▸ Aim of the exercise: Identify, in the records below, every line where the string "this" appears, and copy each such line.

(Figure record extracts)
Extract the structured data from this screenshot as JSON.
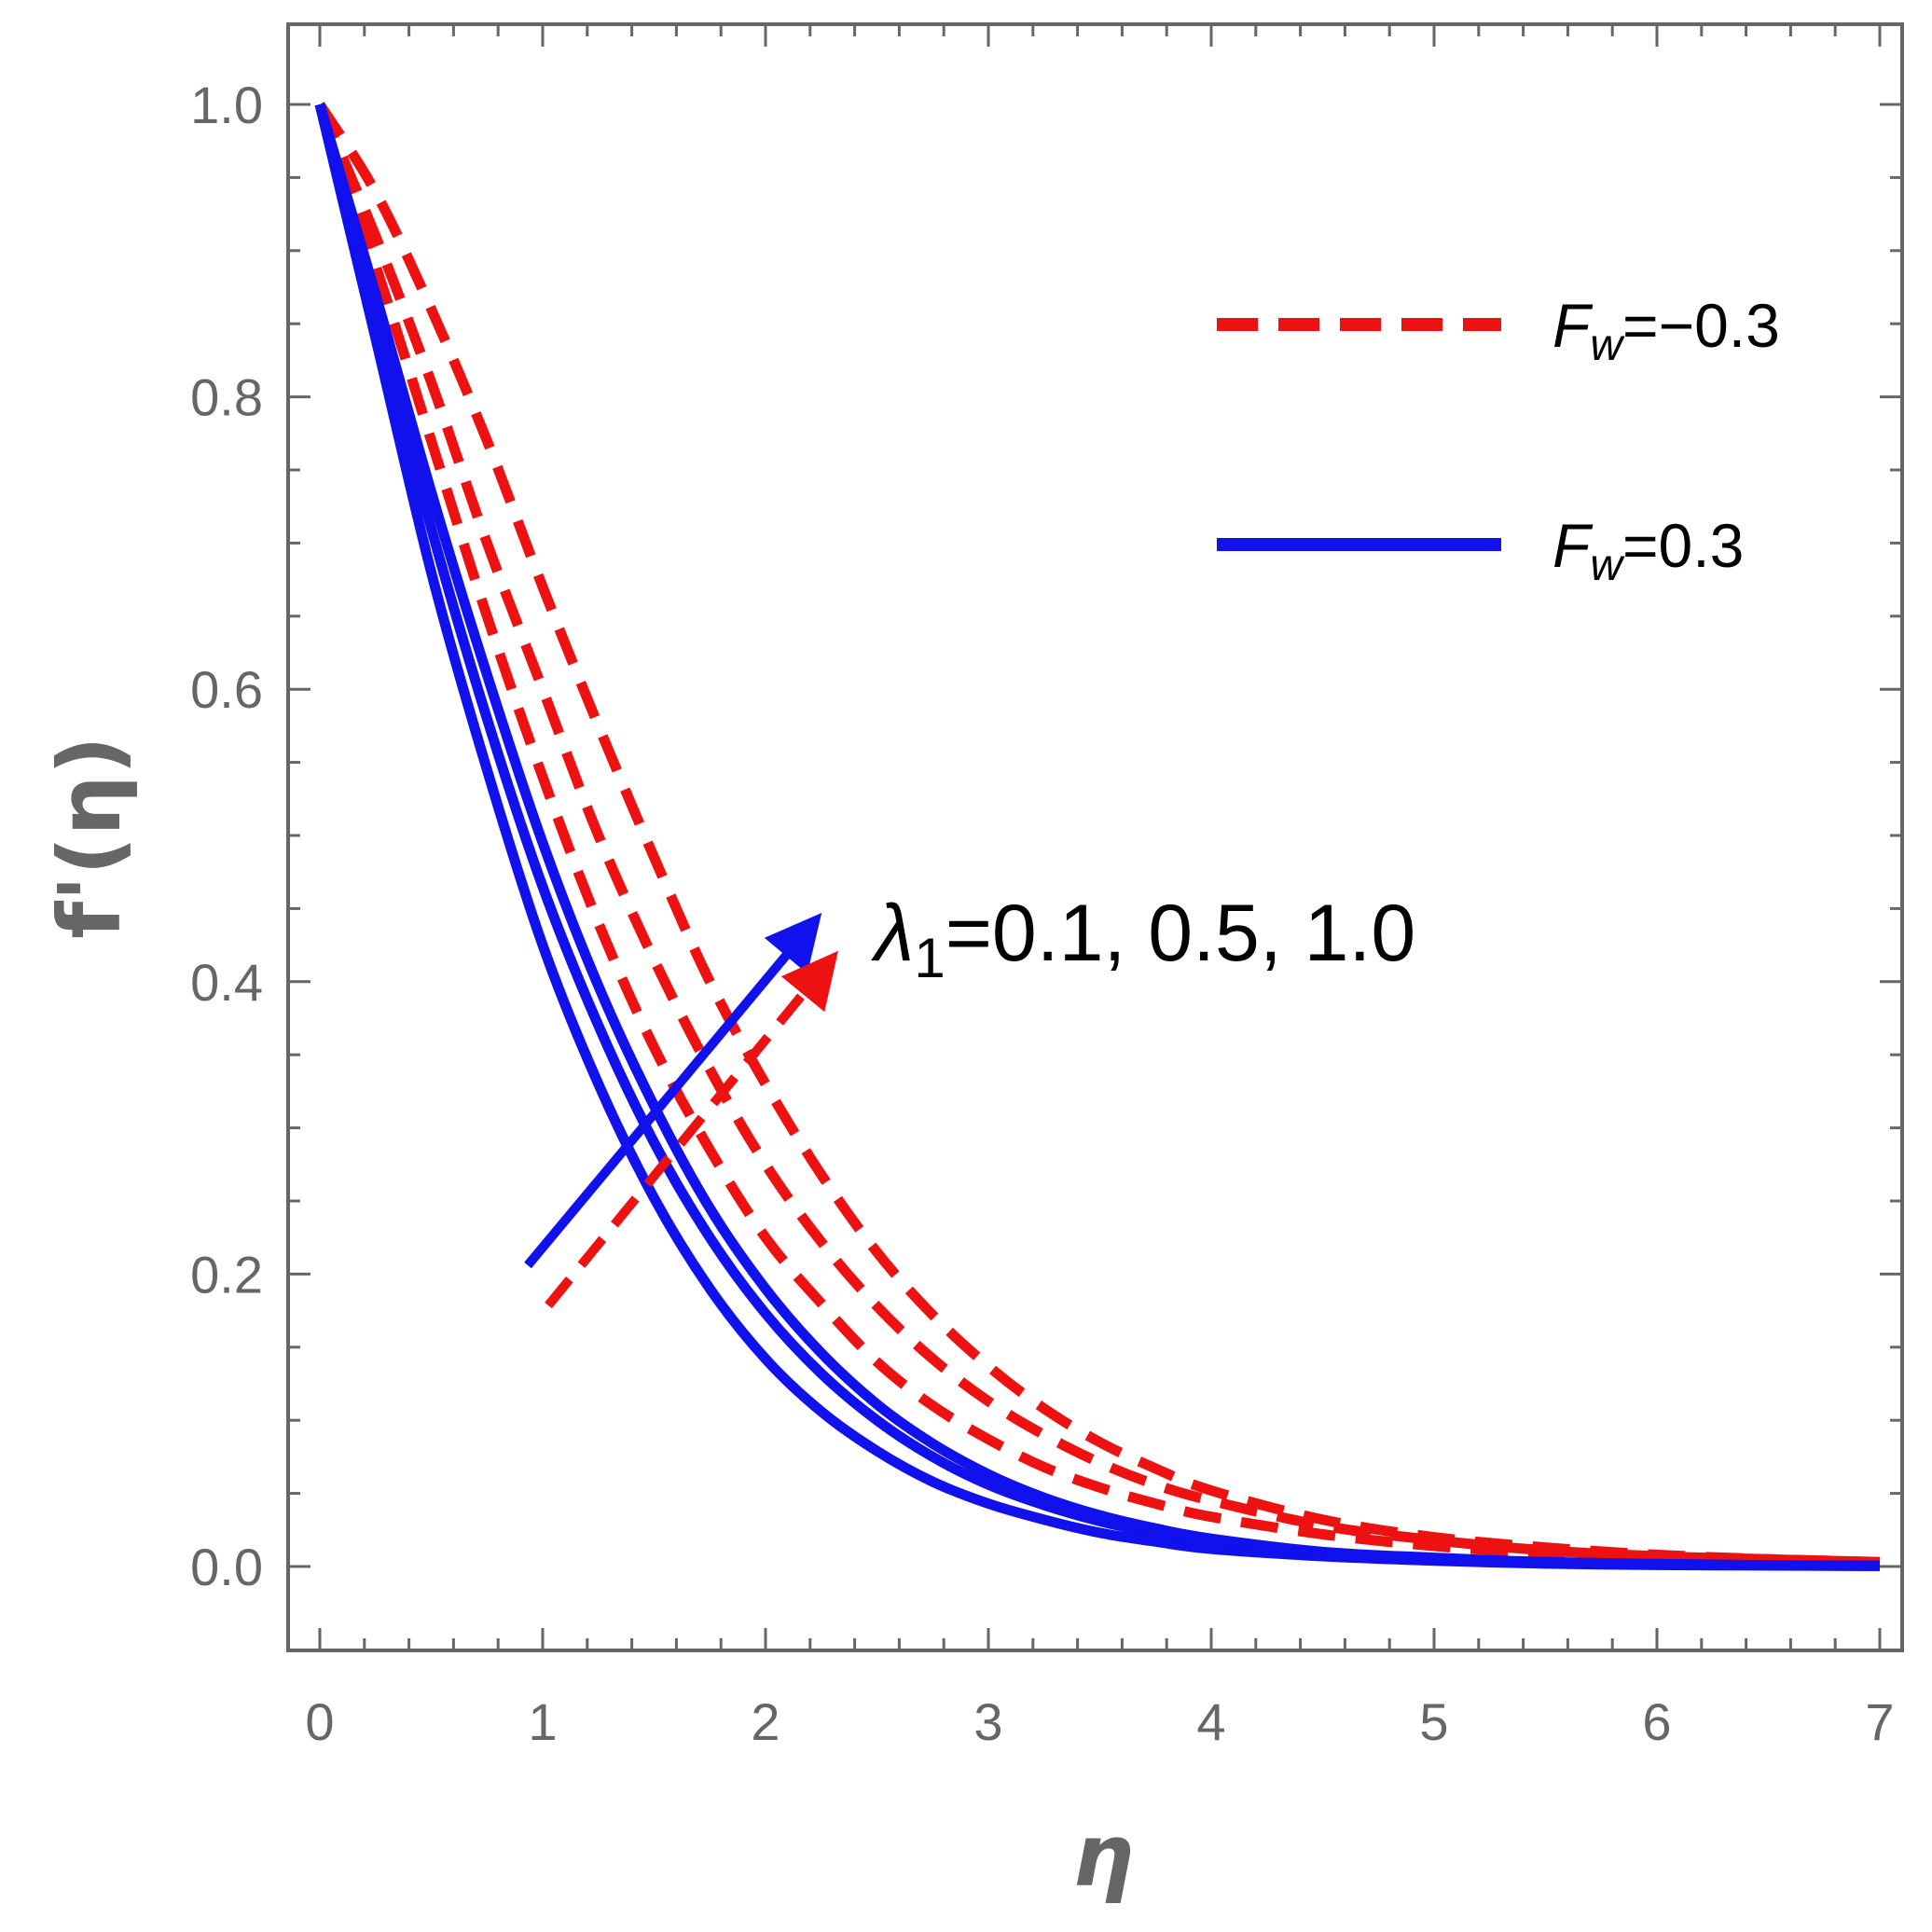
{
  "chart_data": {
    "type": "line",
    "title": "",
    "xlabel": "η",
    "ylabel": "f'(η)",
    "xlim": [
      0,
      7
    ],
    "ylim": [
      0,
      1.0
    ],
    "x_ticks": [
      "0",
      "1",
      "2",
      "3",
      "4",
      "5",
      "6",
      "7"
    ],
    "y_ticks": [
      "0.0",
      "0.2",
      "0.4",
      "0.6",
      "0.8",
      "1.0"
    ],
    "grid": false,
    "legend_position": "top-right",
    "legend": [
      {
        "label_main": "F",
        "label_sub": "w",
        "label_rest": "=−0.3",
        "style": "dashed",
        "color": "#ee1111"
      },
      {
        "label_main": "F",
        "label_sub": "w",
        "label_rest": "=0.3",
        "style": "solid",
        "color": "#1111ee"
      }
    ],
    "annotation": {
      "symbol": "λ",
      "sub": "1",
      "rest": "=0.1, 0.5, 1.0",
      "arrow_direction": "increasing"
    },
    "x": [
      0,
      0.25,
      0.5,
      0.75,
      1.0,
      1.25,
      1.5,
      1.75,
      2.0,
      2.25,
      2.5,
      2.75,
      3.0,
      3.25,
      3.5,
      3.75,
      4.0,
      4.5,
      5.0,
      5.5,
      6.0,
      6.5,
      7.0
    ],
    "series": [
      {
        "group": "F_w=-0.3",
        "lambda1": 0.1,
        "style": "dashed",
        "color": "#ee1111",
        "values": [
          1.0,
          0.89,
          0.77,
          0.65,
          0.54,
          0.44,
          0.355,
          0.285,
          0.225,
          0.18,
          0.14,
          0.11,
          0.087,
          0.068,
          0.054,
          0.043,
          0.034,
          0.022,
          0.014,
          0.009,
          0.006,
          0.004,
          0.002
        ]
      },
      {
        "group": "F_w=-0.3",
        "lambda1": 0.5,
        "style": "dashed",
        "color": "#ee1111",
        "values": [
          1.0,
          0.91,
          0.81,
          0.7,
          0.6,
          0.5,
          0.415,
          0.34,
          0.275,
          0.222,
          0.178,
          0.142,
          0.113,
          0.09,
          0.071,
          0.056,
          0.045,
          0.028,
          0.018,
          0.011,
          0.007,
          0.005,
          0.003
        ]
      },
      {
        "group": "F_w=-0.3",
        "lambda1": 1.0,
        "style": "dashed",
        "color": "#ee1111",
        "values": [
          1.0,
          0.94,
          0.86,
          0.77,
          0.67,
          0.575,
          0.485,
          0.4,
          0.33,
          0.268,
          0.215,
          0.172,
          0.137,
          0.108,
          0.085,
          0.067,
          0.052,
          0.032,
          0.02,
          0.013,
          0.008,
          0.005,
          0.003
        ]
      },
      {
        "group": "F_w=0.3",
        "lambda1": 0.1,
        "style": "solid",
        "color": "#1111ee",
        "values": [
          1.0,
          0.84,
          0.68,
          0.545,
          0.425,
          0.33,
          0.252,
          0.19,
          0.142,
          0.106,
          0.079,
          0.058,
          0.043,
          0.032,
          0.023,
          0.017,
          0.012,
          0.007,
          0.004,
          0.002,
          0.001,
          0.0007,
          0.0004
        ]
      },
      {
        "group": "F_w=0.3",
        "lambda1": 0.5,
        "style": "solid",
        "color": "#1111ee",
        "values": [
          1.0,
          0.855,
          0.71,
          0.58,
          0.465,
          0.37,
          0.29,
          0.225,
          0.173,
          0.132,
          0.1,
          0.075,
          0.056,
          0.042,
          0.031,
          0.023,
          0.017,
          0.009,
          0.005,
          0.003,
          0.0015,
          0.0008,
          0.0004
        ]
      },
      {
        "group": "F_w=0.3",
        "lambda1": 1.0,
        "style": "solid",
        "color": "#1111ee",
        "values": [
          1.0,
          0.87,
          0.735,
          0.61,
          0.495,
          0.397,
          0.315,
          0.245,
          0.19,
          0.146,
          0.111,
          0.084,
          0.063,
          0.047,
          0.035,
          0.026,
          0.019,
          0.01,
          0.006,
          0.003,
          0.0017,
          0.0009,
          0.0005
        ]
      }
    ]
  }
}
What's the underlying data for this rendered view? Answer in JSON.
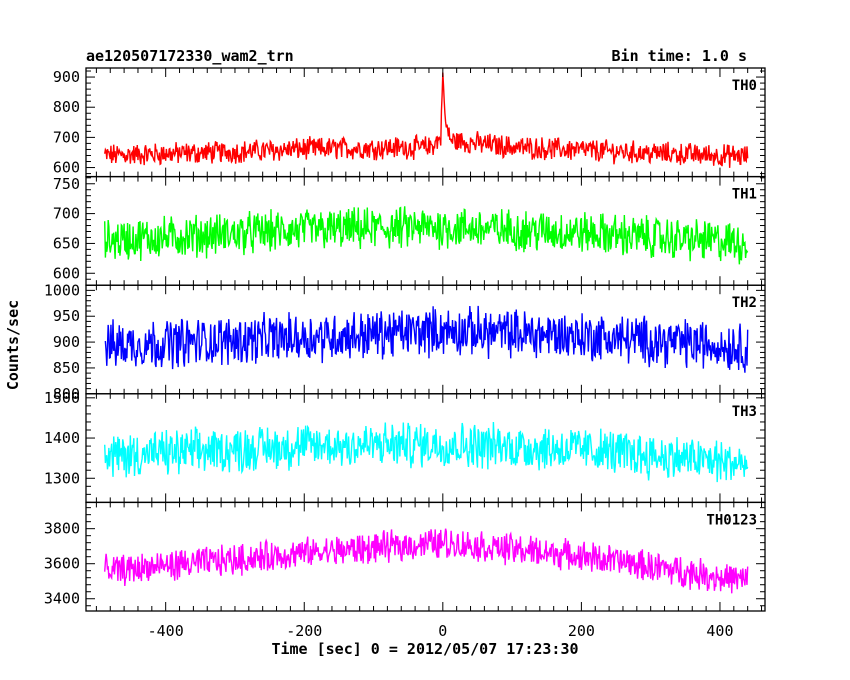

▸ Solution to the problem:
Extract the structured data from this screenshot as JSON.
What's the underlying data for this rendered view? Answer in JSON.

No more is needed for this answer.